■ TASK DIRECTIONS
Reproduce every entry in the listing without alteration.

----- DATASET ROWS

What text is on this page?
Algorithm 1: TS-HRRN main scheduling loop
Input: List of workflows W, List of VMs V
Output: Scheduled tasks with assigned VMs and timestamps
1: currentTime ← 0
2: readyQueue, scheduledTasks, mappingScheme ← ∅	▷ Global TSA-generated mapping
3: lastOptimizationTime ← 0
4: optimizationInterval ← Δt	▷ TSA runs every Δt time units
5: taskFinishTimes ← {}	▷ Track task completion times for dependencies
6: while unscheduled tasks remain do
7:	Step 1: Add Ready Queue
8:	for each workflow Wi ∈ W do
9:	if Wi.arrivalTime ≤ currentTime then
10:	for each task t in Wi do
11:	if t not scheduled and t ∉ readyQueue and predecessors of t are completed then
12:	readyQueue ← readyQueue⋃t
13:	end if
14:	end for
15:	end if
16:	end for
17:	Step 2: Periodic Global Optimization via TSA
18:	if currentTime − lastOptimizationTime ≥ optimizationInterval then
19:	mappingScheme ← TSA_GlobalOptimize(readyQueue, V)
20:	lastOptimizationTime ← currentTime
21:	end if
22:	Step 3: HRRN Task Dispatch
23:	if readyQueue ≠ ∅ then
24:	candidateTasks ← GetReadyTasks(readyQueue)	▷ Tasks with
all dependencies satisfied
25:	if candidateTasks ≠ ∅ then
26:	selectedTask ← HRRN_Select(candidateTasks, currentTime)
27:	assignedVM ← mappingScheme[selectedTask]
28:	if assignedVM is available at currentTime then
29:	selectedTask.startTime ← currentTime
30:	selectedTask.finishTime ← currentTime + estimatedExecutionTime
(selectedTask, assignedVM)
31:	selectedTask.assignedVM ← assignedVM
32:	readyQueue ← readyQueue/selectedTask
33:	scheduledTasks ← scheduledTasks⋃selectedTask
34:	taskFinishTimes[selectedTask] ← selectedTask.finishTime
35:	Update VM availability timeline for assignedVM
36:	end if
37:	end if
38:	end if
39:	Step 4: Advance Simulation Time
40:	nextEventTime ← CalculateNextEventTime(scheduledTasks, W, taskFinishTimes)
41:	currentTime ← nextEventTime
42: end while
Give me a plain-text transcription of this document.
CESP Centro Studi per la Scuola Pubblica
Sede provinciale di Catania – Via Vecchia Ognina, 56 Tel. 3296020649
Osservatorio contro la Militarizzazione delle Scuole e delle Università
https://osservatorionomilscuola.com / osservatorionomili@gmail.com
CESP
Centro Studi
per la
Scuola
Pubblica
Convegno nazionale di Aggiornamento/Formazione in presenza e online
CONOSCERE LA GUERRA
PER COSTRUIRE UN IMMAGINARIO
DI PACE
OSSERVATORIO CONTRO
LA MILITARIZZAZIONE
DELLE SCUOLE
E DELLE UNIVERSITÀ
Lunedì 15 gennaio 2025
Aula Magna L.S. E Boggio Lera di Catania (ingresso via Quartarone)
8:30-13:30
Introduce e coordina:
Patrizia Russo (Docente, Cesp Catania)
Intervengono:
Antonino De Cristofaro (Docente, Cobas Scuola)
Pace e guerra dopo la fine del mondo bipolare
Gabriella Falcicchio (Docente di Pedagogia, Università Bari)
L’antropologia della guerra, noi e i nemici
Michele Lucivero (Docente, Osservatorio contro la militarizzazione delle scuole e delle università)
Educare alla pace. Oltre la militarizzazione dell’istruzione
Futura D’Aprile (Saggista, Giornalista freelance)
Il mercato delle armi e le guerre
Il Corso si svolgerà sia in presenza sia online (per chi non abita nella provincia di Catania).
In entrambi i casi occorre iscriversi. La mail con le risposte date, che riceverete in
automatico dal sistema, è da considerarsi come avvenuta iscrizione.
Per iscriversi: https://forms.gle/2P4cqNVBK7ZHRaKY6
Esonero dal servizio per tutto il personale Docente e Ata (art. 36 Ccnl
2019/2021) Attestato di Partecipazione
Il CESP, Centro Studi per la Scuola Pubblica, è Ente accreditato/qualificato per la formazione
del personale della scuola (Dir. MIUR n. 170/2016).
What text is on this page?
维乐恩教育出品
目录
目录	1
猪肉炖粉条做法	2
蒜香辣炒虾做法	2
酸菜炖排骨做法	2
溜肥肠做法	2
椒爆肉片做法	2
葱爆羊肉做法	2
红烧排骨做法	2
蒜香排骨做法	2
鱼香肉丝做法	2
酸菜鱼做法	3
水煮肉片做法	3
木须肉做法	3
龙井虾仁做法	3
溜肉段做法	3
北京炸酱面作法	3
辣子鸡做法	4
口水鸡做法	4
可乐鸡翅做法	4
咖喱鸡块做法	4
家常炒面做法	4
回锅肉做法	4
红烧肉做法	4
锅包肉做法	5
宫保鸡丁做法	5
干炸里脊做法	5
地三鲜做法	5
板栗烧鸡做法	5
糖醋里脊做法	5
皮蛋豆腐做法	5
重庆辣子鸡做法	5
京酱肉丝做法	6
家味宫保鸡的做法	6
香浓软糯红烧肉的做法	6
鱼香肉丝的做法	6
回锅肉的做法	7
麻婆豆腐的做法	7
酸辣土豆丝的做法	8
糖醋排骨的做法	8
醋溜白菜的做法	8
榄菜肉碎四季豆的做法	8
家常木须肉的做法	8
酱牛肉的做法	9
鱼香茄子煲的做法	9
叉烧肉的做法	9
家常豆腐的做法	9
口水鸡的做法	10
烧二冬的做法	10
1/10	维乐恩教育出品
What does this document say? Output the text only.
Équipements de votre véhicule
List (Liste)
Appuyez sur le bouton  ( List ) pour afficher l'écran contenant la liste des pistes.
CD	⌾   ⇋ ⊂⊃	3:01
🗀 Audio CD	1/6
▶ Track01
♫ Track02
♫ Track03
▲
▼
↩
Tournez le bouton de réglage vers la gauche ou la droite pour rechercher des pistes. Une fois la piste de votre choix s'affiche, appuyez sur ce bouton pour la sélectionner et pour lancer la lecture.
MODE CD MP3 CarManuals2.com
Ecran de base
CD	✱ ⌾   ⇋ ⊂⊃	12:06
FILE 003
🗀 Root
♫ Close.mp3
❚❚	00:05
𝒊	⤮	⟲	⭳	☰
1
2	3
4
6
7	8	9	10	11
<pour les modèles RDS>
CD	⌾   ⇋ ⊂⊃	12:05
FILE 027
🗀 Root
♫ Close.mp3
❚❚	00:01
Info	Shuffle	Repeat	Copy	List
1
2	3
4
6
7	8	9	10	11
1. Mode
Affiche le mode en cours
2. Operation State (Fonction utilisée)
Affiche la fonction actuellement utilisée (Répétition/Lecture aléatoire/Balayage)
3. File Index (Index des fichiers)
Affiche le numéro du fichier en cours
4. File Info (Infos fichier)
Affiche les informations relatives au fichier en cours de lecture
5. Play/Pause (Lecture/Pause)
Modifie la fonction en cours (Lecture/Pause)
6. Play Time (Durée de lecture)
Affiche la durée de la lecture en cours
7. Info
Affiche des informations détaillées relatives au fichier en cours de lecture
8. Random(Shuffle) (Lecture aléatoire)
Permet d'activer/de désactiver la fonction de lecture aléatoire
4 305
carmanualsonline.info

----------

■ OUTPUT OF THE EXERCISE
What text is on this page?
Algorithm 1: TS-HRRN main scheduling loop
Input: List of workflows W, List of VMs V
Output: Scheduled tasks with assigned VMs and timestamps
1: currentTime ← 0
2: readyQueue, scheduledTasks, mappingScheme ← ∅	▷ Global TSA-generated mapping
3: lastOptimizationTime ← 0
4: optimizationInterval ← Δt	▷ TSA runs every Δt time units
5: taskFinishTimes ← {}	▷ Track task completion times for dependencies
6: while unscheduled tasks remain do
7:	Step 1: Add Ready Queue
8:	for each workflow Wi ∈ W do
9:	if Wi.arrivalTime ≤ currentTime then
10:	for each task t in Wi do
11:	if t not scheduled and t ∉ readyQueue and predecessors of t are completed then
12:	readyQueue ← readyQueue⋃t
13:	end if
14:	end for
15:	end if
16:	end for
17:	Step 2: Periodic Global Optimization via TSA
18:	if currentTime − lastOptimizationTime ≥ optimizationInterval then
19:	mappingScheme ← TSA_GlobalOptimize(readyQueue, V)
20:	lastOptimizationTime ← currentTime
21:	end if
22:	Step 3: HRRN Task Dispatch
23:	if readyQueue ≠ ∅ then
24:	candidateTasks ← GetReadyTasks(readyQueue)	▷ Tasks with
all dependencies satisfied
25:	if candidateTasks ≠ ∅ then
26:	selectedTask ← HRRN_Select(candidateTasks, currentTime)
27:	assignedVM ← mappingScheme[selectedTask]
28:	if assignedVM is available at currentTime then
29:	selectedTask.startTime ← currentTime
30:	selectedTask.finishTime ← currentTime + estimatedExecutionTime
(selectedTask, assignedVM)
31:	selectedTask.assignedVM ← assignedVM
32:	readyQueue ← readyQueue/selectedTask
33:	scheduledTasks ← scheduledTasks⋃selectedTask
34:	taskFinishTimes[selectedTask] ← selectedTask.finishTime
35:	Update VM availability timeline for assignedVM
36:	end if
37:	end if
38:	end if
39:	Step 4: Advance Simulation Time
40:	nextEventTime ← CalculateNextEventTime(scheduledTasks, W, taskFinishTimes)
41:	currentTime ← nextEventTime
42: end while
Give me a plain-text transcription of this document.
CESP Centro Studi per la Scuola Pubblica
Sede provinciale di Catania – Via Vecchia Ognina, 56 Tel. 3296020649
Osservatorio contro la Militarizzazione delle Scuole e delle Università
https://osservatorionomilscuola.com / osservatorionomili@gmail.com
CESP
Centro Studi
per la
Scuola
Pubblica
Convegno nazionale di Aggiornamento/Formazione in presenza e online
CONOSCERE LA GUERRA
PER COSTRUIRE UN IMMAGINARIO
DI PACE
OSSERVATORIO CONTRO
LA MILITARIZZAZIONE
DELLE SCUOLE
E DELLE UNIVERSITÀ
Lunedì 15 gennaio 2025
Aula Magna L.S. E Boggio Lera di Catania (ingresso via Quartarone)
8:30-13:30
Introduce e coordina:
Patrizia Russo (Docente, Cesp Catania)
Intervengono:
Antonino De Cristofaro (Docente, Cobas Scuola)
Pace e guerra dopo la fine del mondo bipolare
Gabriella Falcicchio (Docente di Pedagogia, Università Bari)
L’antropologia della guerra, noi e i nemici
Michele Lucivero (Docente, Osservatorio contro la militarizzazione delle scuole e delle università)
Educare alla pace. Oltre la militarizzazione dell’istruzione
Futura D’Aprile (Saggista, Giornalista freelance)
Il mercato delle armi e le guerre
Il Corso si svolgerà sia in presenza sia online (per chi non abita nella provincia di Catania).
In entrambi i casi occorre iscriversi. La mail con le risposte date, che riceverete in
automatico dal sistema, è da considerarsi come avvenuta iscrizione.
Per iscriversi: https://forms.gle/2P4cqNVBK7ZHRaKY6
Esonero dal servizio per tutto il personale Docente e Ata (art. 36 Ccnl
2019/2021) Attestato di Partecipazione
Il CESP, Centro Studi per la Scuola Pubblica, è Ente accreditato/qualificato per la formazione
del personale della scuola (Dir. MIUR n. 170/2016).
What text is on this page?
维乐恩教育出品
目录
目录	1
猪肉炖粉条做法	2
蒜香辣炒虾做法	2
酸菜炖排骨做法	2
溜肥肠做法	2
椒爆肉片做法	2
葱爆羊肉做法	2
红烧排骨做法	2
蒜香排骨做法	2
鱼香肉丝做法	2
酸菜鱼做法	3
水煮肉片做法	3
木须肉做法	3
龙井虾仁做法	3
溜肉段做法	3
北京炸酱面作法	3
辣子鸡做法	4
口水鸡做法	4
可乐鸡翅做法	4
咖喱鸡块做法	4
家常炒面做法	4
回锅肉做法	4
红烧肉做法	4
锅包肉做法	5
宫保鸡丁做法	5
干炸里脊做法	5
地三鲜做法	5
板栗烧鸡做法	5
糖醋里脊做法	5
皮蛋豆腐做法	5
重庆辣子鸡做法	5
京酱肉丝做法	6
家味宫保鸡的做法	6
香浓软糯红烧肉的做法	6
鱼香肉丝的做法	6
回锅肉的做法	7
麻婆豆腐的做法	7
酸辣土豆丝的做法	8
糖醋排骨的做法	8
醋溜白菜的做法	8
榄菜肉碎四季豆的做法	8
家常木须肉的做法	8
酱牛肉的做法	9
鱼香茄子煲的做法	9
叉烧肉的做法	9
家常豆腐的做法	9
口水鸡的做法	10
烧二冬的做法	10
1/10	维乐恩教育出品
What does this document say? Output the text only.
Équipements de votre véhicule
List (Liste)
Appuyez sur le bouton  ( List ) pour afficher l'écran contenant la liste des pistes.
CD	⌾   ⇋ ⊂⊃	3:01
🗀 Audio CD	1/6
▶ Track01
♫ Track02
♫ Track03
▲
▼
↩
Tournez le bouton de réglage vers la gauche ou la droite pour rechercher des pistes. Une fois la piste de votre choix s'affiche, appuyez sur ce bouton pour la sélectionner et pour lancer la lecture.
MODE CD MP3 CarManuals2.com
Ecran de base
CD	✱ ⌾   ⇋ ⊂⊃	12:06
FILE 003
🗀 Root
♫ Close.mp3
❚❚	00:05
𝒊	⤮	⟲	⭳	☰
1
2	3
4
6
7	8	9	10	11
<pour les modèles RDS>
CD	⌾   ⇋ ⊂⊃	12:05
FILE 027
🗀 Root
♫ Close.mp3
❚❚	00:01
Info	Shuffle	Repeat	Copy	List
1
2	3
4
6
7	8	9	10	11
1. Mode
Affiche le mode en cours
2. Operation State (Fonction utilisée)
Affiche la fonction actuellement utilisée (Répétition/Lecture aléatoire/Balayage)
3. File Index (Index des fichiers)
Affiche le numéro du fichier en cours
4. File Info (Infos fichier)
Affiche les informations relatives au fichier en cours de lecture
5. Play/Pause (Lecture/Pause)
Modifie la fonction en cours (Lecture/Pause)
6. Play Time (Durée de lecture)
Affiche la durée de la lecture en cours
7. Info
Affiche des informations détaillées relatives au fichier en cours de lecture
8. Random(Shuffle) (Lecture aléatoire)
Permet d'activer/de désactiver la fonction de lecture aléatoire
4 305
carmanualsonline.info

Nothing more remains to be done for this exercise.